● **What to do**: Please copy exactly the lines that begin with the one containing "Enumerate this screenshot's" and end with the last line of the entries.

● **Data records**:
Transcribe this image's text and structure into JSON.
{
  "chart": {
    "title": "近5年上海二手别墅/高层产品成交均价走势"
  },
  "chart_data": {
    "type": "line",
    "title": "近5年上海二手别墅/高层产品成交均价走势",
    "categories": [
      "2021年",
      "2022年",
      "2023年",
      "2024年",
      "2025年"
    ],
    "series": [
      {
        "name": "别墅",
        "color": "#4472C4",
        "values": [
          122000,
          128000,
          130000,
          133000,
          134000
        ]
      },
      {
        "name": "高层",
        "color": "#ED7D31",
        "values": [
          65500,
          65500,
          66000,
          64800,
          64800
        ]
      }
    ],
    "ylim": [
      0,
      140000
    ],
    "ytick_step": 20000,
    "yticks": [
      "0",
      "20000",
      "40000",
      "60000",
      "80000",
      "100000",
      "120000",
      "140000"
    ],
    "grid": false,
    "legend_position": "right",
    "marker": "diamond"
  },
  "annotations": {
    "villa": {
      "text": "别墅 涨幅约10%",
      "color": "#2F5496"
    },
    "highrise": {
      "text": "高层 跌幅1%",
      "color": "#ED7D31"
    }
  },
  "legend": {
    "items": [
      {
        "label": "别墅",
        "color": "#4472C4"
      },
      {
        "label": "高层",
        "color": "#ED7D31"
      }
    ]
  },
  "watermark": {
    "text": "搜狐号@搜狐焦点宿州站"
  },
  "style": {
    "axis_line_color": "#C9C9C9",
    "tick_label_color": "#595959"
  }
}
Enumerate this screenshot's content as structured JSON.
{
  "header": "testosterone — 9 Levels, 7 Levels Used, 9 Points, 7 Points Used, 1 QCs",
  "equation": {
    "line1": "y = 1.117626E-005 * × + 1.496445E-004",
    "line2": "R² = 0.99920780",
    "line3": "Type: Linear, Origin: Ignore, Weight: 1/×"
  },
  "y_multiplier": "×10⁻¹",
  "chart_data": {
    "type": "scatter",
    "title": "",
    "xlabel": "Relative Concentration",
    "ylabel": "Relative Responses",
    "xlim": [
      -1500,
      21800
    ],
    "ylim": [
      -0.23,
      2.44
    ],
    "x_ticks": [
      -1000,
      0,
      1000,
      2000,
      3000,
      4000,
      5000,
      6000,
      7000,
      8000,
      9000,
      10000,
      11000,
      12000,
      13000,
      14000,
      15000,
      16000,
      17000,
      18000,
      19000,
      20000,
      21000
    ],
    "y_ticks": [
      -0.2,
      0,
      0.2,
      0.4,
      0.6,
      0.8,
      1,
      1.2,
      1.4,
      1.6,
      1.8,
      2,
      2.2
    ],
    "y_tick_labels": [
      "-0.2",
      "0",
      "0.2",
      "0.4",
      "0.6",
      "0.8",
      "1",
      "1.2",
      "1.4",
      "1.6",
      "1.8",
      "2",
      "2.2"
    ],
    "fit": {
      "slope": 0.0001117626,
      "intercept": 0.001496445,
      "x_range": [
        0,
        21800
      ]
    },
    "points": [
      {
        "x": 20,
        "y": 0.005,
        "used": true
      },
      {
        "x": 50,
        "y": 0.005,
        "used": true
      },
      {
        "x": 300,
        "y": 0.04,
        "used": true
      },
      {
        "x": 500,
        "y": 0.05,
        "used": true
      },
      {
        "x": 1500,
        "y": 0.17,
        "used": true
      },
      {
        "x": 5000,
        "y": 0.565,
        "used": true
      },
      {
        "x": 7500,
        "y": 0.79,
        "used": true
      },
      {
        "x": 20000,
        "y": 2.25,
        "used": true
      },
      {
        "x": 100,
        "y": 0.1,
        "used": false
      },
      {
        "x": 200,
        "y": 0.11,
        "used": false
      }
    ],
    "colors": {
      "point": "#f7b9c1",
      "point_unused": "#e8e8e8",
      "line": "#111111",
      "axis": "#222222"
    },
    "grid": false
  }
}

● **Complete output**:
Enumerate this screenshot's content as structured JSON.
{
  "header": "testosterone — 9 Levels, 7 Levels Used, 9 Points, 7 Points Used, 1 QCs",
  "equation": {
    "line1": "y = 1.117626E-005 * × + 1.496445E-004",
    "line2": "R² = 0.99920780",
    "line3": "Type: Linear, Origin: Ignore, Weight: 1/×"
  },
  "y_multiplier": "×10⁻¹",
  "chart_data": {
    "type": "scatter",
    "title": "",
    "xlabel": "Relative Concentration",
    "ylabel": "Relative Responses",
    "xlim": [
      -1500,
      21800
    ],
    "ylim": [
      -0.23,
      2.44
    ],
    "x_ticks": [
      -1000,
      0,
      1000,
      2000,
      3000,
      4000,
      5000,
      6000,
      7000,
      8000,
      9000,
      10000,
      11000,
      12000,
      13000,
      14000,
      15000,
      16000,
      17000,
      18000,
      19000,
      20000,
      21000
    ],
    "y_ticks": [
      -0.2,
      0,
      0.2,
      0.4,
      0.6,
      0.8,
      1,
      1.2,
      1.4,
      1.6,
      1.8,
      2,
      2.2
    ],
    "y_tick_labels": [
      "-0.2",
      "0",
      "0.2",
      "0.4",
      "0.6",
      "0.8",
      "1",
      "1.2",
      "1.4",
      "1.6",
      "1.8",
      "2",
      "2.2"
    ],
    "fit": {
      "slope": 0.0001117626,
      "intercept": 0.001496445,
      "x_range": [
        0,
        21800
      ]
    },
    "points": [
      {
        "x": 20,
        "y": 0.005,
        "used": true
      },
      {
        "x": 50,
        "y": 0.005,
        "used": true
      },
      {
        "x": 300,
        "y": 0.04,
        "used": true
      },
      {
        "x": 500,
        "y": 0.05,
        "used": true
      },
      {
        "x": 1500,
        "y": 0.17,
        "used": true
      },
      {
        "x": 5000,
        "y": 0.565,
        "used": true
      },
      {
        "x": 7500,
        "y": 0.79,
        "used": true
      },
      {
        "x": 20000,
        "y": 2.25,
        "used": true
      },
      {
        "x": 100,
        "y": 0.1,
        "used": false
      },
      {
        "x": 200,
        "y": 0.11,
        "used": false
      }
    ],
    "colors": {
      "point": "#f7b9c1",
      "point_unused": "#e8e8e8",
      "line": "#111111",
      "axis": "#222222"
    },
    "grid": false
  }
}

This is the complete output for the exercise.